* Rows from a figure dataset
▽

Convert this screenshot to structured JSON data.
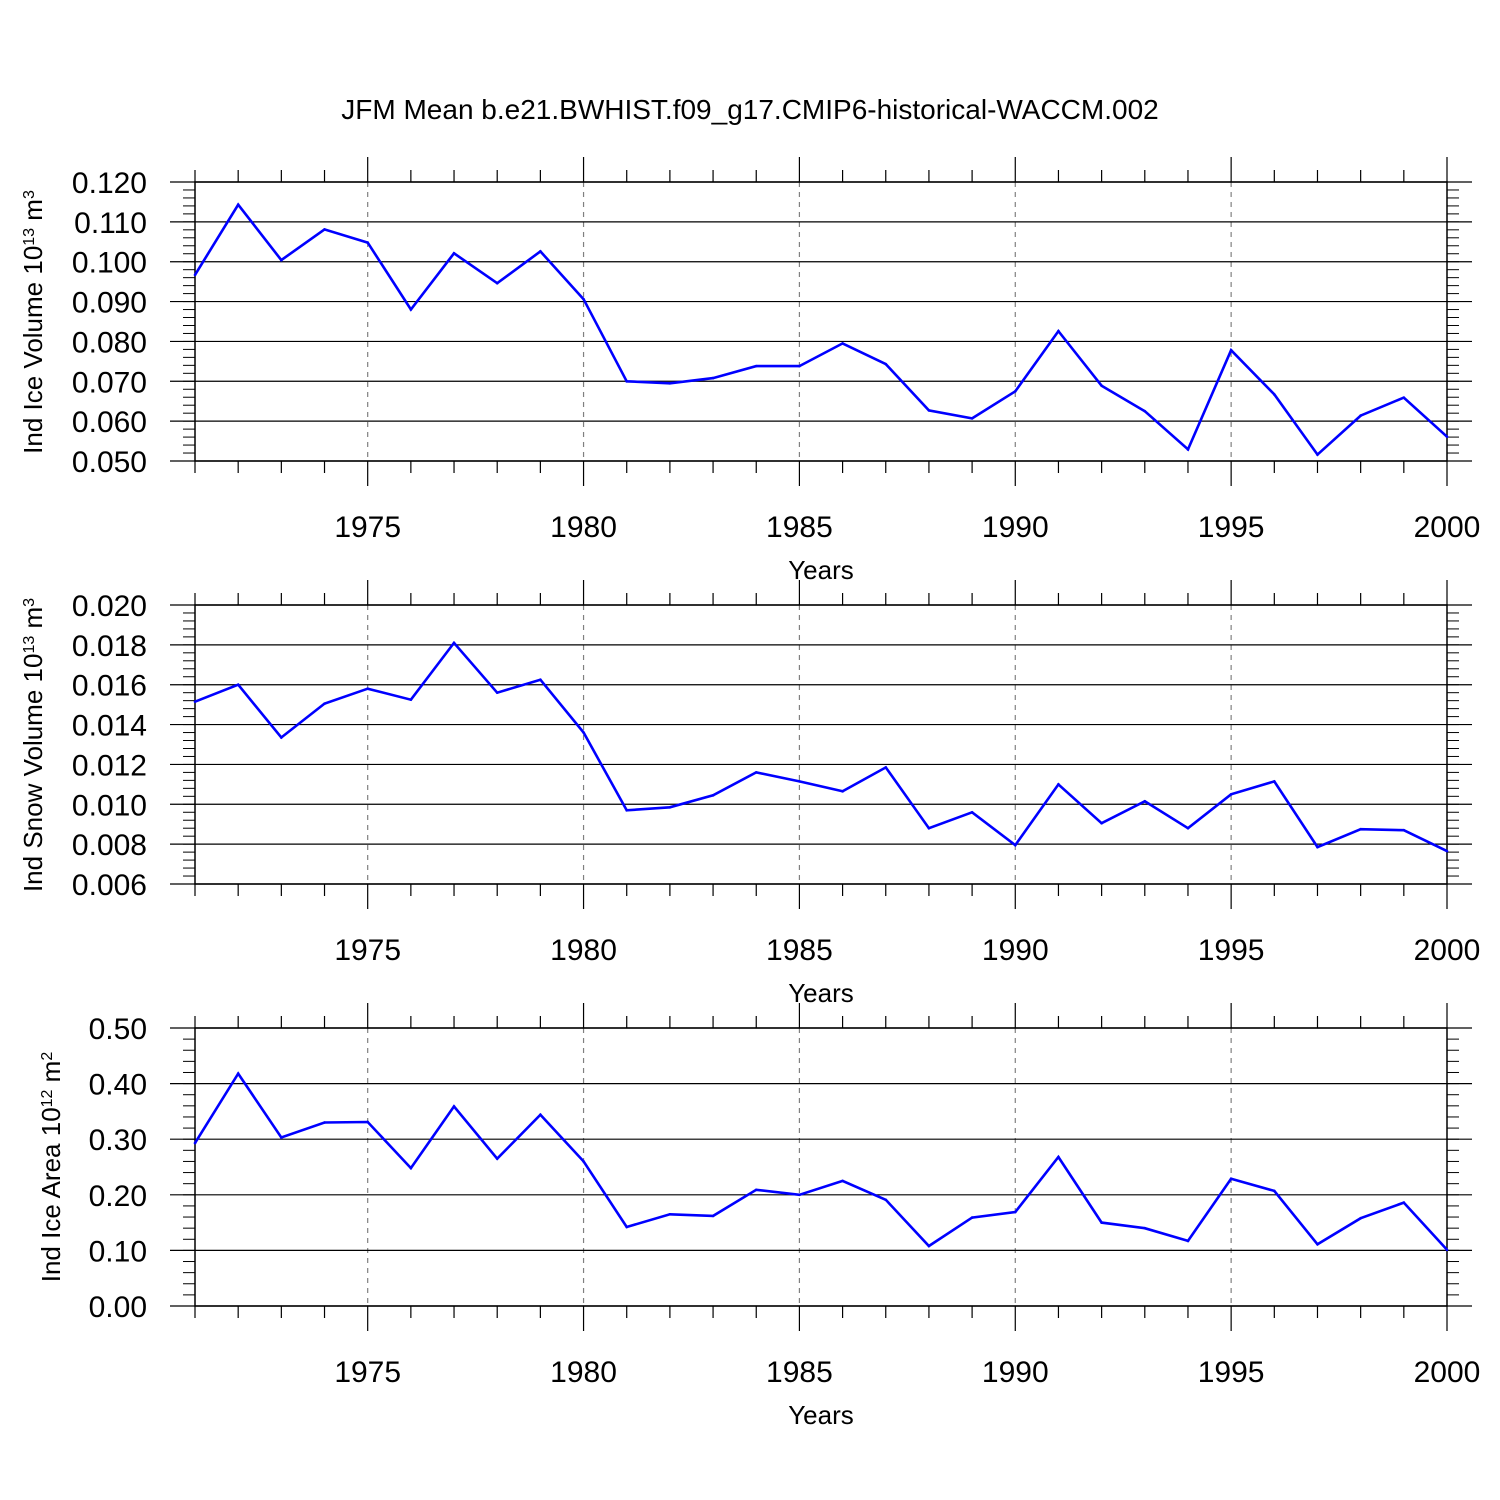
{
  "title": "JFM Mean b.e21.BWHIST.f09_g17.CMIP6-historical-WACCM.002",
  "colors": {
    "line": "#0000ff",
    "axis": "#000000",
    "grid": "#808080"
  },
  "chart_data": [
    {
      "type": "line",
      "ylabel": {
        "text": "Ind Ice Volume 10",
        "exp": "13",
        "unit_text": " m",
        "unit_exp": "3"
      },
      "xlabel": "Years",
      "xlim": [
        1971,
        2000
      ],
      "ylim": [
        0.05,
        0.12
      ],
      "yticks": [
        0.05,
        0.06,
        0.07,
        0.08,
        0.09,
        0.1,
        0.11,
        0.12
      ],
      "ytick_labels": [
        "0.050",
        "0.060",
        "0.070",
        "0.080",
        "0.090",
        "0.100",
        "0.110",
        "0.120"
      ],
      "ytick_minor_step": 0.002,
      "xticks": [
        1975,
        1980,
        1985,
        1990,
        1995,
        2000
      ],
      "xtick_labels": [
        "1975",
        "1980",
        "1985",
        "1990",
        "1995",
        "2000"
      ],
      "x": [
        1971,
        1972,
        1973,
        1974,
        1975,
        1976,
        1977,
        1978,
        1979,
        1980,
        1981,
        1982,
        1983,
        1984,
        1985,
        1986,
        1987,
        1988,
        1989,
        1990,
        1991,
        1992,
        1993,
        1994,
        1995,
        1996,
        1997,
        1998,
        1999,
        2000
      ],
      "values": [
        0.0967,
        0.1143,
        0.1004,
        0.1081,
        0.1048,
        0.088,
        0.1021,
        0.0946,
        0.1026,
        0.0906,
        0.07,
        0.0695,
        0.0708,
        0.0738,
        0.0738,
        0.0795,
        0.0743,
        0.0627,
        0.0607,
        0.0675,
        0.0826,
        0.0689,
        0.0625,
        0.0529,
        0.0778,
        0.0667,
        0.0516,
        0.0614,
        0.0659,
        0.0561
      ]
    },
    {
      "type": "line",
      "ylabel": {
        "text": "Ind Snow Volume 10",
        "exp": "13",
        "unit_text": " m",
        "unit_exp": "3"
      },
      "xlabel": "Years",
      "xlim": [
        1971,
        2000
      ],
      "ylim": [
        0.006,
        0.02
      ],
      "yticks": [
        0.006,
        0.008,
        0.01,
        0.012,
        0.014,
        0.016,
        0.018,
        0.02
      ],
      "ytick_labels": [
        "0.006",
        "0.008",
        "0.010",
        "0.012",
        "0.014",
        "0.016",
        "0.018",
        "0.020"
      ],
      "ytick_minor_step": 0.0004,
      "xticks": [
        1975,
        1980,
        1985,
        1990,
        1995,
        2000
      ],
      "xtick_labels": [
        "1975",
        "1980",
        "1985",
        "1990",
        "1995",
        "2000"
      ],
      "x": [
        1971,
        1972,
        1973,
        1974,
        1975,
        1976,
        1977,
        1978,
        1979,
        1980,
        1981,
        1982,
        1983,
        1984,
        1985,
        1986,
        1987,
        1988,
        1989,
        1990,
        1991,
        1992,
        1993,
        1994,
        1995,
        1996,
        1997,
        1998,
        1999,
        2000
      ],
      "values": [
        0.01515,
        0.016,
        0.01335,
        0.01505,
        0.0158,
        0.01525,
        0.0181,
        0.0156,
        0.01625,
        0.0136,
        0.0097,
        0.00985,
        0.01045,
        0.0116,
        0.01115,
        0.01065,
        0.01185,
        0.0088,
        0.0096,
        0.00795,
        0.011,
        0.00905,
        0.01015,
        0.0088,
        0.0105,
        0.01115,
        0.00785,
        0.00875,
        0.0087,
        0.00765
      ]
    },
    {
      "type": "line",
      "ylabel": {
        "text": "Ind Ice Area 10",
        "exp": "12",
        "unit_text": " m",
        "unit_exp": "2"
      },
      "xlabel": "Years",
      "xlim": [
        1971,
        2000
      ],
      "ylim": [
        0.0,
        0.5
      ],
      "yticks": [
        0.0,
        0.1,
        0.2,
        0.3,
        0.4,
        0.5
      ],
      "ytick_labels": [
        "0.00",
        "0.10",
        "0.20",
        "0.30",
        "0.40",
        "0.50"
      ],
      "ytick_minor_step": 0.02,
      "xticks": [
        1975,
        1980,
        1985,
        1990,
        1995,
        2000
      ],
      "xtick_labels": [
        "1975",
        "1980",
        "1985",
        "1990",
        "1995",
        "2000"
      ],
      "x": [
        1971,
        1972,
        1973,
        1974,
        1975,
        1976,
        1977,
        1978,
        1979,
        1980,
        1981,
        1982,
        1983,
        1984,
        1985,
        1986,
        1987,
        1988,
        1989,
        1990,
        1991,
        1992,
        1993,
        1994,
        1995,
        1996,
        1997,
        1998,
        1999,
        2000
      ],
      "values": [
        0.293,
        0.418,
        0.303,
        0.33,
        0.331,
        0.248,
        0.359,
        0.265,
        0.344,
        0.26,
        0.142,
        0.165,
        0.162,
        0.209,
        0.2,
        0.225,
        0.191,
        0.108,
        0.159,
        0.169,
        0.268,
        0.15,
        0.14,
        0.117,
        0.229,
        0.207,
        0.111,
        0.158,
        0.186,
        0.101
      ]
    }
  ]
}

△

* Directions
Extract the text of all the records above verbatim, excluding pictures.

* Expected answer
Convert this screenshot to structured JSON data.
{
  "title": "JFM Mean b.e21.BWHIST.f09_g17.CMIP6-historical-WACCM.002",
  "colors": {
    "line": "#0000ff",
    "axis": "#000000",
    "grid": "#808080"
  },
  "chart_data": [
    {
      "type": "line",
      "ylabel": {
        "text": "Ind Ice Volume 10",
        "exp": "13",
        "unit_text": " m",
        "unit_exp": "3"
      },
      "xlabel": "Years",
      "xlim": [
        1971,
        2000
      ],
      "ylim": [
        0.05,
        0.12
      ],
      "yticks": [
        0.05,
        0.06,
        0.07,
        0.08,
        0.09,
        0.1,
        0.11,
        0.12
      ],
      "ytick_labels": [
        "0.050",
        "0.060",
        "0.070",
        "0.080",
        "0.090",
        "0.100",
        "0.110",
        "0.120"
      ],
      "ytick_minor_step": 0.002,
      "xticks": [
        1975,
        1980,
        1985,
        1990,
        1995,
        2000
      ],
      "xtick_labels": [
        "1975",
        "1980",
        "1985",
        "1990",
        "1995",
        "2000"
      ],
      "x": [
        1971,
        1972,
        1973,
        1974,
        1975,
        1976,
        1977,
        1978,
        1979,
        1980,
        1981,
        1982,
        1983,
        1984,
        1985,
        1986,
        1987,
        1988,
        1989,
        1990,
        1991,
        1992,
        1993,
        1994,
        1995,
        1996,
        1997,
        1998,
        1999,
        2000
      ],
      "values": [
        0.0967,
        0.1143,
        0.1004,
        0.1081,
        0.1048,
        0.088,
        0.1021,
        0.0946,
        0.1026,
        0.0906,
        0.07,
        0.0695,
        0.0708,
        0.0738,
        0.0738,
        0.0795,
        0.0743,
        0.0627,
        0.0607,
        0.0675,
        0.0826,
        0.0689,
        0.0625,
        0.0529,
        0.0778,
        0.0667,
        0.0516,
        0.0614,
        0.0659,
        0.0561
      ]
    },
    {
      "type": "line",
      "ylabel": {
        "text": "Ind Snow Volume 10",
        "exp": "13",
        "unit_text": " m",
        "unit_exp": "3"
      },
      "xlabel": "Years",
      "xlim": [
        1971,
        2000
      ],
      "ylim": [
        0.006,
        0.02
      ],
      "yticks": [
        0.006,
        0.008,
        0.01,
        0.012,
        0.014,
        0.016,
        0.018,
        0.02
      ],
      "ytick_labels": [
        "0.006",
        "0.008",
        "0.010",
        "0.012",
        "0.014",
        "0.016",
        "0.018",
        "0.020"
      ],
      "ytick_minor_step": 0.0004,
      "xticks": [
        1975,
        1980,
        1985,
        1990,
        1995,
        2000
      ],
      "xtick_labels": [
        "1975",
        "1980",
        "1985",
        "1990",
        "1995",
        "2000"
      ],
      "x": [
        1971,
        1972,
        1973,
        1974,
        1975,
        1976,
        1977,
        1978,
        1979,
        1980,
        1981,
        1982,
        1983,
        1984,
        1985,
        1986,
        1987,
        1988,
        1989,
        1990,
        1991,
        1992,
        1993,
        1994,
        1995,
        1996,
        1997,
        1998,
        1999,
        2000
      ],
      "values": [
        0.01515,
        0.016,
        0.01335,
        0.01505,
        0.0158,
        0.01525,
        0.0181,
        0.0156,
        0.01625,
        0.0136,
        0.0097,
        0.00985,
        0.01045,
        0.0116,
        0.01115,
        0.01065,
        0.01185,
        0.0088,
        0.0096,
        0.00795,
        0.011,
        0.00905,
        0.01015,
        0.0088,
        0.0105,
        0.01115,
        0.00785,
        0.00875,
        0.0087,
        0.00765
      ]
    },
    {
      "type": "line",
      "ylabel": {
        "text": "Ind Ice Area 10",
        "exp": "12",
        "unit_text": " m",
        "unit_exp": "2"
      },
      "xlabel": "Years",
      "xlim": [
        1971,
        2000
      ],
      "ylim": [
        0.0,
        0.5
      ],
      "yticks": [
        0.0,
        0.1,
        0.2,
        0.3,
        0.4,
        0.5
      ],
      "ytick_labels": [
        "0.00",
        "0.10",
        "0.20",
        "0.30",
        "0.40",
        "0.50"
      ],
      "ytick_minor_step": 0.02,
      "xticks": [
        1975,
        1980,
        1985,
        1990,
        1995,
        2000
      ],
      "xtick_labels": [
        "1975",
        "1980",
        "1985",
        "1990",
        "1995",
        "2000"
      ],
      "x": [
        1971,
        1972,
        1973,
        1974,
        1975,
        1976,
        1977,
        1978,
        1979,
        1980,
        1981,
        1982,
        1983,
        1984,
        1985,
        1986,
        1987,
        1988,
        1989,
        1990,
        1991,
        1992,
        1993,
        1994,
        1995,
        1996,
        1997,
        1998,
        1999,
        2000
      ],
      "values": [
        0.293,
        0.418,
        0.303,
        0.33,
        0.331,
        0.248,
        0.359,
        0.265,
        0.344,
        0.26,
        0.142,
        0.165,
        0.162,
        0.209,
        0.2,
        0.225,
        0.191,
        0.108,
        0.159,
        0.169,
        0.268,
        0.15,
        0.14,
        0.117,
        0.229,
        0.207,
        0.111,
        0.158,
        0.186,
        0.101
      ]
    }
  ]
}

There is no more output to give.